◆ Given problem
Transcribe all records exactly.

Data excerpts:
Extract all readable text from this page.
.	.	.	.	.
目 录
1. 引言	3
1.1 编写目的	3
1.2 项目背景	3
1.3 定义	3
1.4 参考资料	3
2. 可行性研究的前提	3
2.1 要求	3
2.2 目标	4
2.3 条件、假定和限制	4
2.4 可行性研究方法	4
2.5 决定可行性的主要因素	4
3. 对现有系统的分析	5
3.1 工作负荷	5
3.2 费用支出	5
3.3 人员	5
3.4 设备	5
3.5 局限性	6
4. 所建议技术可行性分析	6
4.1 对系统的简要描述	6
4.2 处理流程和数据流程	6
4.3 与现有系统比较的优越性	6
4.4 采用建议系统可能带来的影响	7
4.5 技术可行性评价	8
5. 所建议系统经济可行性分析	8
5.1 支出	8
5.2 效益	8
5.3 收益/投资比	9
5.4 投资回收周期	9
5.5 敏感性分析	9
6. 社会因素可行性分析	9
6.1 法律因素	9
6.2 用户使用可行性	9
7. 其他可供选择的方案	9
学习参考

◆ Response to this exercise
Extract all readable text from this page.
.	.	.	.	.
目 录
1. 引言	3
1.1 编写目的	3
1.2 项目背景	3
1.3 定义	3
1.4 参考资料	3
2. 可行性研究的前提	3
2.1 要求	3
2.2 目标	4
2.3 条件、假定和限制	4
2.4 可行性研究方法	4
2.5 决定可行性的主要因素	4
3. 对现有系统的分析	5
3.1 工作负荷	5
3.2 费用支出	5
3.3 人员	5
3.4 设备	5
3.5 局限性	6
4. 所建议技术可行性分析	6
4.1 对系统的简要描述	6
4.2 处理流程和数据流程	6
4.3 与现有系统比较的优越性	6
4.4 采用建议系统可能带来的影响	7
4.5 技术可行性评价	8
5. 所建议系统经济可行性分析	8
5.1 支出	8
5.2 效益	8
5.3 收益/投资比	9
5.4 投资回收周期	9
5.5 敏感性分析	9
6. 社会因素可行性分析	9
6.1 法律因素	9
6.2 用户使用可行性	9
7. 其他可供选择的方案	9
学习参考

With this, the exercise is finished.